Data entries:
** BEGIN **

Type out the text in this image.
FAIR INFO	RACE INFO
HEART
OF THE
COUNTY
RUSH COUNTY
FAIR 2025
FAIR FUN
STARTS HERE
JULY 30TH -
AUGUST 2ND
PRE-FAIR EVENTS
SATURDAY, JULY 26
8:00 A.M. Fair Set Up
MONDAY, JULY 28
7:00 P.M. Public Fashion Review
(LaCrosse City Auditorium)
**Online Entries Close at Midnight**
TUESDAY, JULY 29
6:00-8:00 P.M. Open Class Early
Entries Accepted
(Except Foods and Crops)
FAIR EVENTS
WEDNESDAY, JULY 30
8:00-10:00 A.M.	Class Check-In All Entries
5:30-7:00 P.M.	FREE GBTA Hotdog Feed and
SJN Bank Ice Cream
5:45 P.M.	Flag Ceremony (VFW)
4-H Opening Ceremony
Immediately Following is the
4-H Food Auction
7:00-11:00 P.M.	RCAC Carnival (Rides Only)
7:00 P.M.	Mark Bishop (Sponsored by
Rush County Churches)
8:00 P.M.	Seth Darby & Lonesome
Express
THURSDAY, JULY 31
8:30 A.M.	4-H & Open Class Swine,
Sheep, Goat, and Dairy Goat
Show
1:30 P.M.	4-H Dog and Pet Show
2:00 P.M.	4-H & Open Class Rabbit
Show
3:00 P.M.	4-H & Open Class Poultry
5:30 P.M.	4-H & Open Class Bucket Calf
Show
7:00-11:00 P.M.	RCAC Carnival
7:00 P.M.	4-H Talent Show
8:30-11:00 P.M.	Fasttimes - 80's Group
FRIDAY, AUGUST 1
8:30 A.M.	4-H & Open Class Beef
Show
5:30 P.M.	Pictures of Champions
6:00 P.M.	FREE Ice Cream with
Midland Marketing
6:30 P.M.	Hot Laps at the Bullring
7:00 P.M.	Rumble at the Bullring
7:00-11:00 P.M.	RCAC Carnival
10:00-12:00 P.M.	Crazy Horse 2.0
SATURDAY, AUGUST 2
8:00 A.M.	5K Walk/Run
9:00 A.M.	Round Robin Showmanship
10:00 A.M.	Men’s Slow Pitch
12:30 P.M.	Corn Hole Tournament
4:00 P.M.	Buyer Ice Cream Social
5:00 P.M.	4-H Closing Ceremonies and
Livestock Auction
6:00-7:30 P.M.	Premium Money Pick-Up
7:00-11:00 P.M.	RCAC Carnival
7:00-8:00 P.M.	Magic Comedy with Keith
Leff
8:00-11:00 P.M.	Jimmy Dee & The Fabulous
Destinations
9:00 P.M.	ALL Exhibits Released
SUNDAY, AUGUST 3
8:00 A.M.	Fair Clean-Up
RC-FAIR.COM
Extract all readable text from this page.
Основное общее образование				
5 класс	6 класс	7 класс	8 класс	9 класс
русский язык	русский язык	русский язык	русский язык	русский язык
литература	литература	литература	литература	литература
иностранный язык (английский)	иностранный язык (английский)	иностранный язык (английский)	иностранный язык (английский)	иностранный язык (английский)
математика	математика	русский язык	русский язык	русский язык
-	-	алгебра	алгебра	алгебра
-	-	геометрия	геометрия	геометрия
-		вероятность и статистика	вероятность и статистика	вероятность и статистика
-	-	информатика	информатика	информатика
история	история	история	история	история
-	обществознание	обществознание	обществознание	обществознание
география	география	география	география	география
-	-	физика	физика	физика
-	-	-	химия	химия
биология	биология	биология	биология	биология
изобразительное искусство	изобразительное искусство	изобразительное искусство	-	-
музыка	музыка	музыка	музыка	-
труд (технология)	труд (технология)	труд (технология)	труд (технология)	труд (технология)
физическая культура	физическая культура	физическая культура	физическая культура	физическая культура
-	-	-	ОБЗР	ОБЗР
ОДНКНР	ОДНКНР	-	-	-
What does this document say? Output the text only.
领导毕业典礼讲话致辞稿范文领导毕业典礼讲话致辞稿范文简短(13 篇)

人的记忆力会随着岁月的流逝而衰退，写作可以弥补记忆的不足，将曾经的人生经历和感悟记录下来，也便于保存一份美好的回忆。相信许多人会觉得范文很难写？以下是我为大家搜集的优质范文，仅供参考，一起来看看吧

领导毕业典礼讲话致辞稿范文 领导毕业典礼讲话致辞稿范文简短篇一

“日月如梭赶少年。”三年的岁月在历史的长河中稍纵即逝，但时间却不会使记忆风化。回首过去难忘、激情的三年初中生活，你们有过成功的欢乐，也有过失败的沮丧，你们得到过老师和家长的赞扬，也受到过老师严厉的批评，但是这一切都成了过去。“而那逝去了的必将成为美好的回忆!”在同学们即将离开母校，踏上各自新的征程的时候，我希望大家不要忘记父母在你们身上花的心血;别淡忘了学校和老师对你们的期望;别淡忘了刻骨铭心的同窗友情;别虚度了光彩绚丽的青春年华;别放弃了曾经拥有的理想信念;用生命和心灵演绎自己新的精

** END **

# EXERCISE
Give back all the data exactly as written.

# ANSWER
Type out the text in this image.
FAIR INFO	RACE INFO
HEART
OF THE
COUNTY
RUSH COUNTY
FAIR 2025
FAIR FUN
STARTS HERE
JULY 30TH -
AUGUST 2ND
PRE-FAIR EVENTS
SATURDAY, JULY 26
8:00 A.M. Fair Set Up
MONDAY, JULY 28
7:00 P.M. Public Fashion Review
(LaCrosse City Auditorium)
**Online Entries Close at Midnight**
TUESDAY, JULY 29
6:00-8:00 P.M. Open Class Early
Entries Accepted
(Except Foods and Crops)
FAIR EVENTS
WEDNESDAY, JULY 30
8:00-10:00 A.M.	Class Check-In All Entries
5:30-7:00 P.M.	FREE GBTA Hotdog Feed and
SJN Bank Ice Cream
5:45 P.M.	Flag Ceremony (VFW)
4-H Opening Ceremony
Immediately Following is the
4-H Food Auction
7:00-11:00 P.M.	RCAC Carnival (Rides Only)
7:00 P.M.	Mark Bishop (Sponsored by
Rush County Churches)
8:00 P.M.	Seth Darby & Lonesome
Express
THURSDAY, JULY 31
8:30 A.M.	4-H & Open Class Swine,
Sheep, Goat, and Dairy Goat
Show
1:30 P.M.	4-H Dog and Pet Show
2:00 P.M.	4-H & Open Class Rabbit
Show
3:00 P.M.	4-H & Open Class Poultry
5:30 P.M.	4-H & Open Class Bucket Calf
Show
7:00-11:00 P.M.	RCAC Carnival
7:00 P.M.	4-H Talent Show
8:30-11:00 P.M.	Fasttimes - 80's Group
FRIDAY, AUGUST 1
8:30 A.M.	4-H & Open Class Beef
Show
5:30 P.M.	Pictures of Champions
6:00 P.M.	FREE Ice Cream with
Midland Marketing
6:30 P.M.	Hot Laps at the Bullring
7:00 P.M.	Rumble at the Bullring
7:00-11:00 P.M.	RCAC Carnival
10:00-12:00 P.M.	Crazy Horse 2.0
SATURDAY, AUGUST 2
8:00 A.M.	5K Walk/Run
9:00 A.M.	Round Robin Showmanship
10:00 A.M.	Men’s Slow Pitch
12:30 P.M.	Corn Hole Tournament
4:00 P.M.	Buyer Ice Cream Social
5:00 P.M.	4-H Closing Ceremonies and
Livestock Auction
6:00-7:30 P.M.	Premium Money Pick-Up
7:00-11:00 P.M.	RCAC Carnival
7:00-8:00 P.M.	Magic Comedy with Keith
Leff
8:00-11:00 P.M.	Jimmy Dee & The Fabulous
Destinations
9:00 P.M.	ALL Exhibits Released
SUNDAY, AUGUST 3
8:00 A.M.	Fair Clean-Up
RC-FAIR.COM
Extract all readable text from this page.
Основное общее образование				
5 класс	6 класс	7 класс	8 класс	9 класс
русский язык	русский язык	русский язык	русский язык	русский язык
литература	литература	литература	литература	литература
иностранный язык (английский)	иностранный язык (английский)	иностранный язык (английский)	иностранный язык (английский)	иностранный язык (английский)
математика	математика	русский язык	русский язык	русский язык
-	-	алгебра	алгебра	алгебра
-	-	геометрия	геометрия	геометрия
-		вероятность и статистика	вероятность и статистика	вероятность и статистика
-	-	информатика	информатика	информатика
история	история	история	история	история
-	обществознание	обществознание	обществознание	обществознание
география	география	география	география	география
-	-	физика	физика	физика
-	-	-	химия	химия
биология	биология	биология	биология	биология
изобразительное искусство	изобразительное искусство	изобразительное искусство	-	-
музыка	музыка	музыка	музыка	-
труд (технология)	труд (технология)	труд (технология)	труд (технология)	труд (технология)
физическая культура	физическая культура	физическая культура	физическая культура	физическая культура
-	-	-	ОБЗР	ОБЗР
ОДНКНР	ОДНКНР	-	-	-
What does this document say? Output the text only.
领导毕业典礼讲话致辞稿范文领导毕业典礼讲话致辞稿范文简短(13 篇)

人的记忆力会随着岁月的流逝而衰退，写作可以弥补记忆的不足，将曾经的人生经历和感悟记录下来，也便于保存一份美好的回忆。相信许多人会觉得范文很难写？以下是我为大家搜集的优质范文，仅供参考，一起来看看吧

领导毕业典礼讲话致辞稿范文 领导毕业典礼讲话致辞稿范文简短篇一

“日月如梭赶少年。”三年的岁月在历史的长河中稍纵即逝，但时间却不会使记忆风化。回首过去难忘、激情的三年初中生活，你们有过成功的欢乐，也有过失败的沮丧，你们得到过老师和家长的赞扬，也受到过老师严厉的批评，但是这一切都成了过去。“而那逝去了的必将成为美好的回忆!”在同学们即将离开母校，踏上各自新的征程的时候，我希望大家不要忘记父母在你们身上花的心血;别淡忘了学校和老师对你们的期望;别淡忘了刻骨铭心的同窗友情;别虚度了光彩绚丽的青春年华;别放弃了曾经拥有的理想信念;用生命和心灵演绎自己新的精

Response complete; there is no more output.